#### Material provided
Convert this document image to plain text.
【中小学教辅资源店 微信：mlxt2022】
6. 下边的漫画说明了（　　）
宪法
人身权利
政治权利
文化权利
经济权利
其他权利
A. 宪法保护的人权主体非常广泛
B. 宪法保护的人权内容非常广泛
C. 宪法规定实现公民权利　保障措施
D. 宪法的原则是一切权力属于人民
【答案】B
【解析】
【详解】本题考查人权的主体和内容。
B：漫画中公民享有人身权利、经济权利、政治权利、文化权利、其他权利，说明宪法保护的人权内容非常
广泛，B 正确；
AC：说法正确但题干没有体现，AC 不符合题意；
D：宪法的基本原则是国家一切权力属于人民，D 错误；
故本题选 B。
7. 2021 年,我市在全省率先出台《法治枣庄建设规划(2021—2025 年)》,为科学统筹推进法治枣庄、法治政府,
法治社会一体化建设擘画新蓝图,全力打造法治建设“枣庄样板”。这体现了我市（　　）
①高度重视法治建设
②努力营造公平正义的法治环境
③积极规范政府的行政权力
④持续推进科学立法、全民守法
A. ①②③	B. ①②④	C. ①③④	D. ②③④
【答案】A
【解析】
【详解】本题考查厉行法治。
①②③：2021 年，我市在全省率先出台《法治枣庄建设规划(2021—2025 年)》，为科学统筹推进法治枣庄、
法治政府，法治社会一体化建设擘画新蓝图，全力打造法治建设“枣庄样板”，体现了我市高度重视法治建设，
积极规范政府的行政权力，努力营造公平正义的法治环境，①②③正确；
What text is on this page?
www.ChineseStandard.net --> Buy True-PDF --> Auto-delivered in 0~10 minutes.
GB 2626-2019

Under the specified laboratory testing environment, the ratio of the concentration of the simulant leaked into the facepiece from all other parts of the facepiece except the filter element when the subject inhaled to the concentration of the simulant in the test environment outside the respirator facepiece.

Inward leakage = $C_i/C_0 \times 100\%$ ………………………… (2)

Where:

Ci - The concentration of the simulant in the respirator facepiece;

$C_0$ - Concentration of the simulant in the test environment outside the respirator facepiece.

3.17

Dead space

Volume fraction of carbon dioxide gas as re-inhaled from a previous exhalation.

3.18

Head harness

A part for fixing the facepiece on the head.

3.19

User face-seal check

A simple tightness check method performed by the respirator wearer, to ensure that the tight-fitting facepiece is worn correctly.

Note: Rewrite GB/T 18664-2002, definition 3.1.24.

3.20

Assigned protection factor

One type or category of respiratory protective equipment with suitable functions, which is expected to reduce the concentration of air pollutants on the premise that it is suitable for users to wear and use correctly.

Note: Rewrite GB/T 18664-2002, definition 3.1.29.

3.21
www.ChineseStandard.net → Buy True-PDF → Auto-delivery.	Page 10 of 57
########
### Problem requirements
How many lines of the entries above hold the string "that"? Reply with the number alone.

### Problem solution
2